# [Written task]
Below are some entries. Copy each line that holds the string "Vitamin".

# [Stored rows]
★ ★ ★ ★ ★ ★ ★
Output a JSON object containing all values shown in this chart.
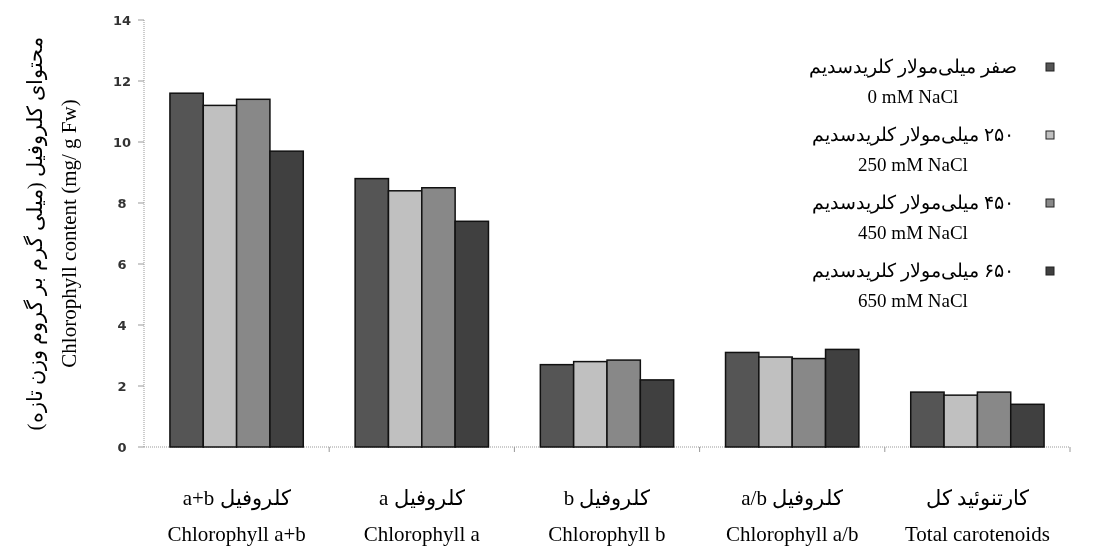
{
  "chart_data": {
    "type": "bar",
    "ylabel": "محتوای کلروفیل (میلی گرم بر گروم وزن تازه)\nChlorophyll content (mg/ g Fw)",
    "categories": [
      "کلروفیل a+b\nChlorophyll a+b",
      "کلروفیل a\nChlorophyll a",
      "کلروفیل b\nChlorophyll b",
      "کلروفیل a/b\nChlorophyll a/b",
      "کارتنوئید کل\nTotal carotenoids"
    ],
    "series": [
      {
        "name": "صفر میلی‌مولار کلریدسدیم\n0 mM NaCl",
        "color": "#555555",
        "values": [
          11.6,
          8.8,
          2.7,
          3.1,
          1.8
        ]
      },
      {
        "name": "۲۵۰ میلی‌مولار کلریدسدیم\n250 mM NaCl",
        "color": "#c0c0c0",
        "values": [
          11.2,
          8.4,
          2.8,
          2.95,
          1.7
        ]
      },
      {
        "name": "۴۵۰ میلی‌مولار کلریدسدیم\n450 mM NaCl",
        "color": "#888888",
        "values": [
          11.4,
          8.5,
          2.85,
          2.9,
          1.8
        ]
      },
      {
        "name": "۶۵۰ میلی‌مولار کلریدسدیم\n650 mM NaCl",
        "color": "#404040",
        "values": [
          9.7,
          7.4,
          2.2,
          3.2,
          1.4
        ]
      }
    ],
    "ylim": [
      0,
      14
    ],
    "yticks": [
      0,
      2,
      4,
      6,
      8,
      10,
      12,
      14
    ],
    "grid": false,
    "legend": "top right"
  }
}
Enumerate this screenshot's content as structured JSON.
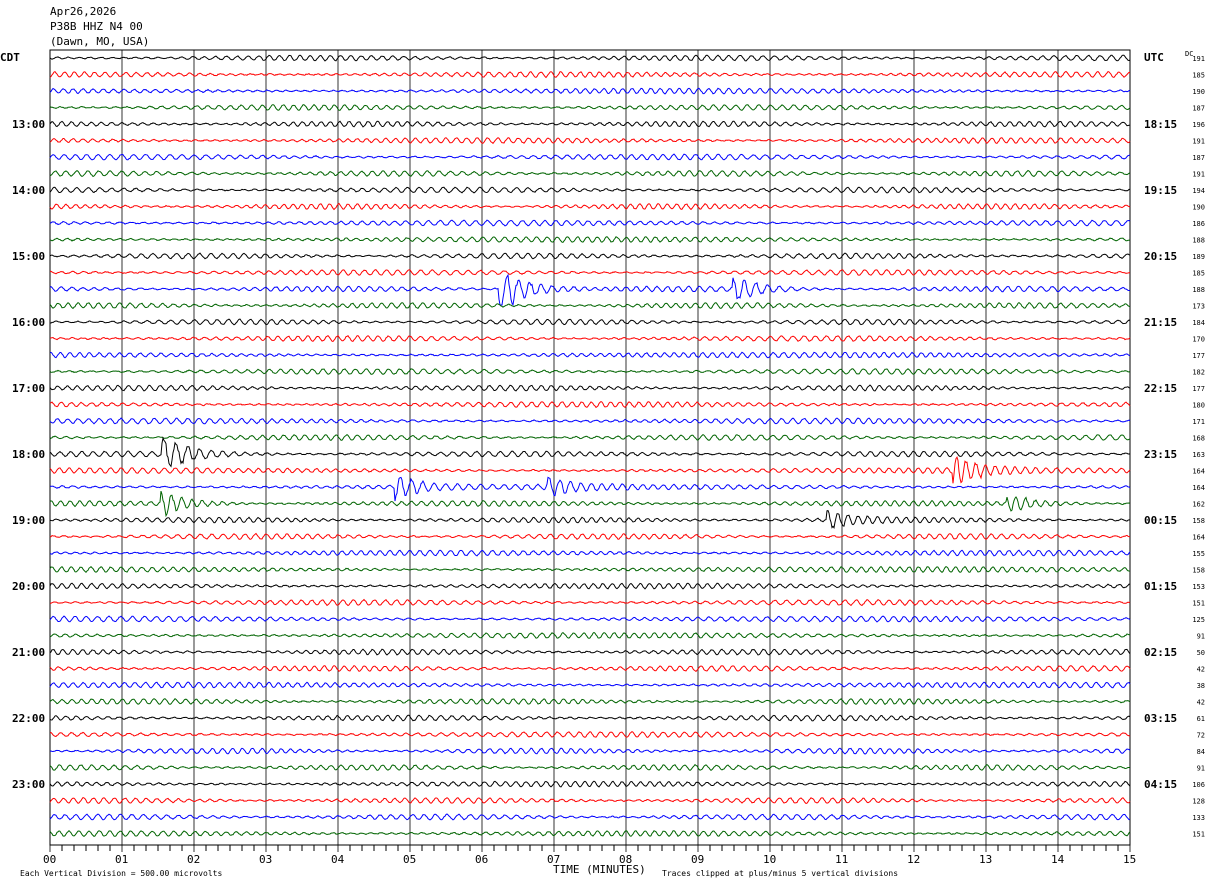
{
  "header": {
    "date": "Apr26,2026",
    "station": "P38B HHZ N4 00",
    "location": "(Dawn, MO, USA)"
  },
  "chart_data": {
    "type": "line",
    "title": "P38B HHZ N4 00 helicorder",
    "xlabel": "TIME (MINUTES)",
    "x_ticks": [
      "00",
      "01",
      "02",
      "03",
      "04",
      "05",
      "06",
      "07",
      "08",
      "09",
      "10",
      "11",
      "12",
      "13",
      "14",
      "15"
    ],
    "xlim": [
      0,
      15
    ],
    "left_axis_label": "CDT",
    "right_axis_label": "UTC",
    "dc_label": "DC",
    "left_time_labels": [
      "13:00",
      "14:00",
      "15:00",
      "16:00",
      "17:00",
      "18:00",
      "19:00",
      "20:00",
      "21:00",
      "22:00",
      "23:00"
    ],
    "right_time_labels": [
      "18:15",
      "19:15",
      "20:15",
      "21:15",
      "22:15",
      "23:15",
      "00:15",
      "01:15",
      "02:15",
      "03:15",
      "04:15"
    ],
    "trace_colors": [
      "#000000",
      "#ff0000",
      "#0000ff",
      "#006400"
    ],
    "dc_offsets": [
      191,
      185,
      190,
      187,
      196,
      191,
      187,
      191,
      194,
      190,
      186,
      188,
      189,
      185,
      188,
      173,
      184,
      170,
      177,
      182,
      177,
      180,
      171,
      168,
      163,
      164,
      164,
      162,
      158,
      164,
      155,
      158,
      153,
      151,
      125,
      91,
      50,
      42,
      38,
      42,
      61,
      72,
      84,
      91,
      106,
      128,
      133,
      151
    ],
    "events": [
      {
        "trace": 14,
        "minute": 6.25,
        "amp": 4
      },
      {
        "trace": 14,
        "minute": 9.5,
        "amp": 2
      },
      {
        "trace": 24,
        "minute": 1.55,
        "amp": 3
      },
      {
        "trace": 25,
        "minute": 12.55,
        "amp": 2.5
      },
      {
        "trace": 26,
        "minute": 4.8,
        "amp": 2
      },
      {
        "trace": 26,
        "minute": 6.9,
        "amp": 1.5
      },
      {
        "trace": 27,
        "minute": 1.55,
        "amp": 2
      },
      {
        "trace": 27,
        "minute": 13.3,
        "amp": 1.5
      },
      {
        "trace": 28,
        "minute": 10.8,
        "amp": 1.5
      }
    ],
    "scale_note": "Each Vertical Division =  500.00 microvolts",
    "clip_note": "Traces clipped at plus/minus 5 vertical divisions"
  }
}
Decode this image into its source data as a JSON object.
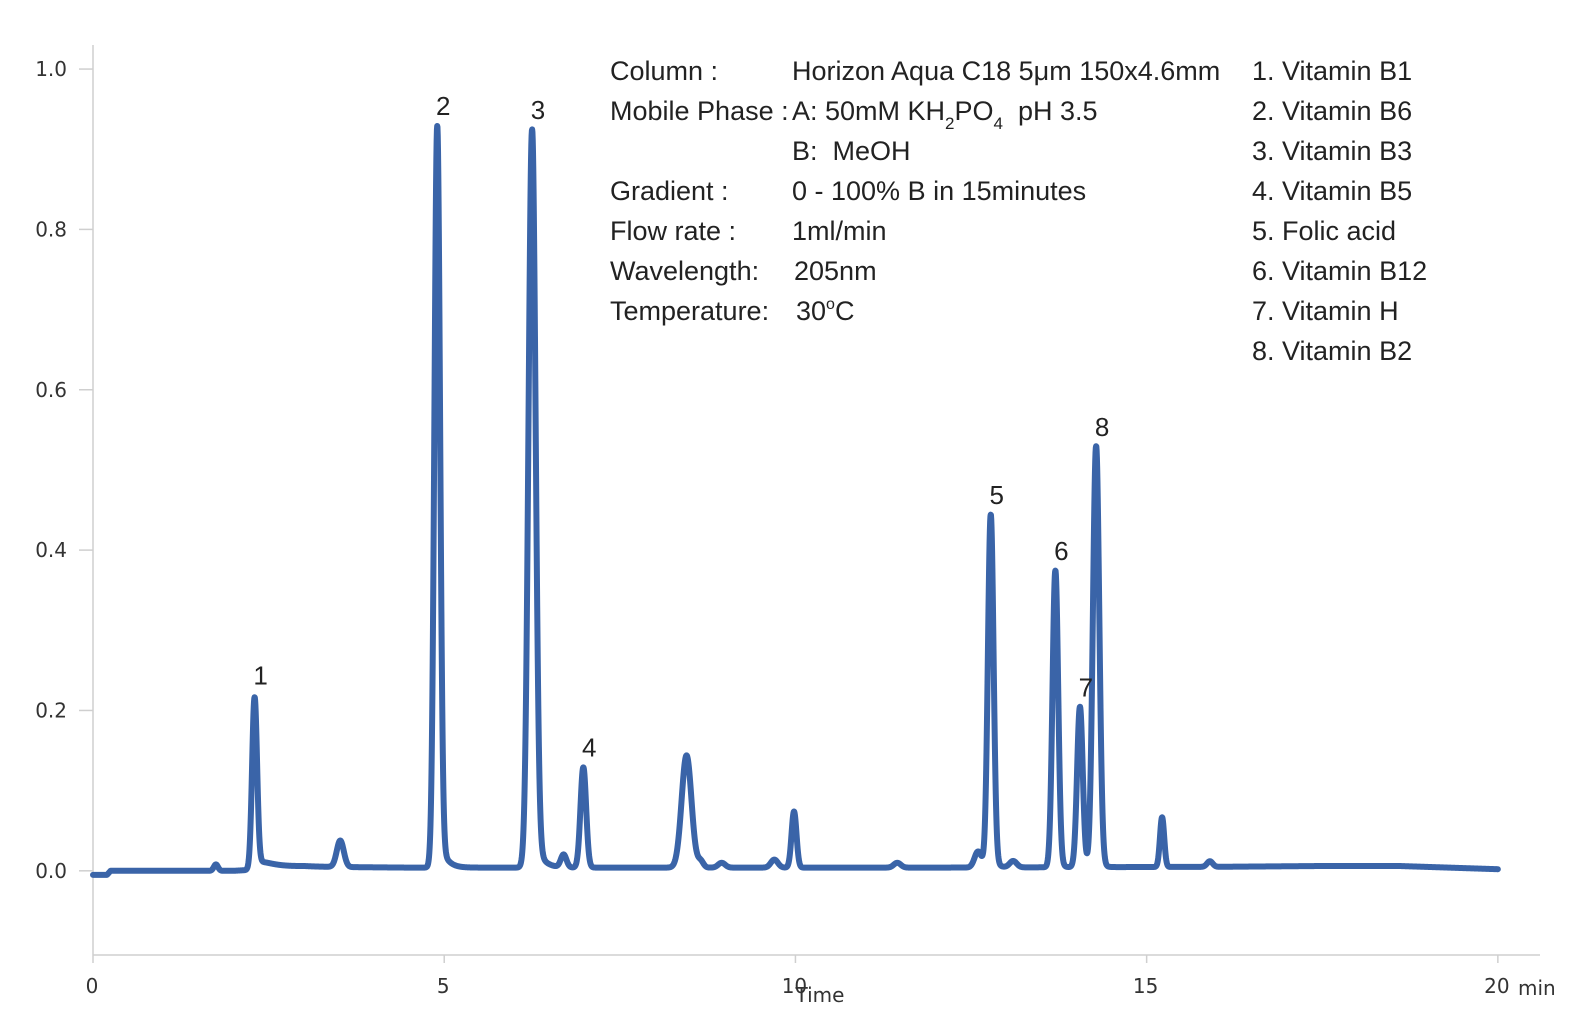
{
  "chart_data": {
    "type": "line",
    "title": "",
    "xlabel": "Time",
    "x_unit": "min",
    "ylabel": "",
    "xlim": [
      0,
      20.6
    ],
    "ylim": [
      -0.105,
      1.03
    ],
    "x_ticks": [
      {
        "value": 0,
        "label": "0"
      },
      {
        "value": 5,
        "label": "5"
      },
      {
        "value": 10,
        "label": "10"
      },
      {
        "value": 15,
        "label": "15"
      },
      {
        "value": 20,
        "label": "20"
      }
    ],
    "y_ticks": [
      {
        "value": 0.0,
        "label": "0.0"
      },
      {
        "value": 0.2,
        "label": "0.2"
      },
      {
        "value": 0.4,
        "label": "0.4"
      },
      {
        "value": 0.6,
        "label": "0.6"
      },
      {
        "value": 0.8,
        "label": "0.8"
      },
      {
        "value": 1.0,
        "label": "1.0"
      }
    ],
    "grid": false,
    "color": "#3a64a8",
    "baseline": [
      [
        0.0,
        -0.005
      ],
      [
        0.2,
        -0.005
      ],
      [
        0.25,
        0.0
      ],
      [
        2.0,
        0.0
      ],
      [
        3.0,
        0.005
      ],
      [
        4.5,
        0.004
      ],
      [
        8.0,
        0.004
      ],
      [
        12.0,
        0.004
      ],
      [
        16.0,
        0.005
      ],
      [
        17.5,
        0.006
      ],
      [
        18.6,
        0.006
      ],
      [
        20.0,
        0.002
      ]
    ],
    "peaks": [
      {
        "label": "1",
        "t": 2.3,
        "h": 0.215,
        "w": 0.035,
        "tail": 0.25
      },
      {
        "label": "2",
        "t": 4.9,
        "h": 0.925,
        "w": 0.04,
        "tail": 0.08
      },
      {
        "label": "3",
        "t": 6.25,
        "h": 0.92,
        "w": 0.05,
        "tail": 0.09
      },
      {
        "label": "4",
        "t": 6.98,
        "h": 0.125,
        "w": 0.04,
        "tail": 0.03
      },
      {
        "label": "5",
        "t": 12.78,
        "h": 0.44,
        "w": 0.04,
        "tail": 0.05
      },
      {
        "label": "6",
        "t": 13.7,
        "h": 0.37,
        "w": 0.04,
        "tail": 0.04
      },
      {
        "label": "7",
        "t": 14.05,
        "h": 0.2,
        "w": 0.04,
        "tail": 0.03
      },
      {
        "label": "8",
        "t": 14.28,
        "h": 0.525,
        "w": 0.045,
        "tail": 0.04
      }
    ],
    "minor_peaks": [
      {
        "t": 1.75,
        "h": 0.008,
        "w": 0.03
      },
      {
        "t": 3.52,
        "h": 0.033,
        "w": 0.05
      },
      {
        "t": 6.7,
        "h": 0.016,
        "w": 0.04
      },
      {
        "t": 8.45,
        "h": 0.14,
        "w": 0.07
      },
      {
        "t": 8.65,
        "h": 0.008,
        "w": 0.04
      },
      {
        "t": 8.95,
        "h": 0.006,
        "w": 0.05
      },
      {
        "t": 9.7,
        "h": 0.01,
        "w": 0.05
      },
      {
        "t": 9.98,
        "h": 0.07,
        "w": 0.035
      },
      {
        "t": 11.45,
        "h": 0.006,
        "w": 0.05
      },
      {
        "t": 12.6,
        "h": 0.02,
        "w": 0.05
      },
      {
        "t": 13.1,
        "h": 0.008,
        "w": 0.05
      },
      {
        "t": 15.22,
        "h": 0.062,
        "w": 0.03
      },
      {
        "t": 15.9,
        "h": 0.007,
        "w": 0.04
      }
    ]
  },
  "conditions": [
    {
      "key": "Column :",
      "value": "Horizon Aqua C18 5μm 150x4.6mm"
    },
    {
      "key": "Mobile Phase :",
      "value_parts": [
        "A: 50mM KH",
        "2",
        "PO",
        "4",
        "  pH 3.5"
      ]
    },
    {
      "key": "",
      "value": "B:  MeOH"
    },
    {
      "key": "Gradient :",
      "value": "0 - 100% B in 15minutes"
    },
    {
      "key": "Flow rate :",
      "value": "1ml/min"
    },
    {
      "key": "Wavelength:",
      "value": "205nm"
    },
    {
      "key": "Temperature:",
      "value_parts": [
        "30",
        "o",
        "C"
      ]
    }
  ],
  "legend": [
    "1. Vitamin B1",
    "2. Vitamin B6",
    "3. Vitamin B3",
    "4. Vitamin B5",
    "5. Folic acid",
    "6. Vitamin B12",
    "7. Vitamin H",
    "8. Vitamin B2"
  ]
}
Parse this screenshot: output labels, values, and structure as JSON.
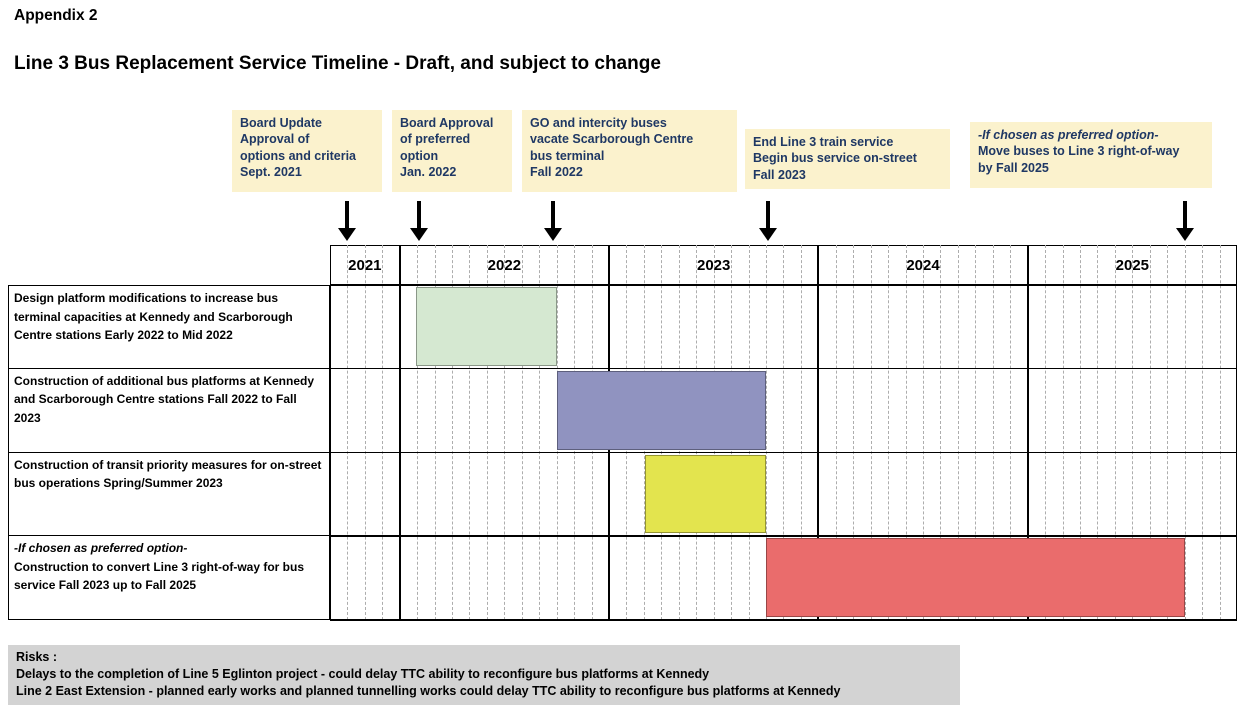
★ ★ ★ ★ ★ ★ ★
# [Final result]
    "1. Vitamin B1",
    "2. Vitamin B6",
    "3. Vitamin B3",
    "4. Vitamin B5",
    "6. Vitamin B12",
    "7. Vitamin H",
    "8. Vitamin B2"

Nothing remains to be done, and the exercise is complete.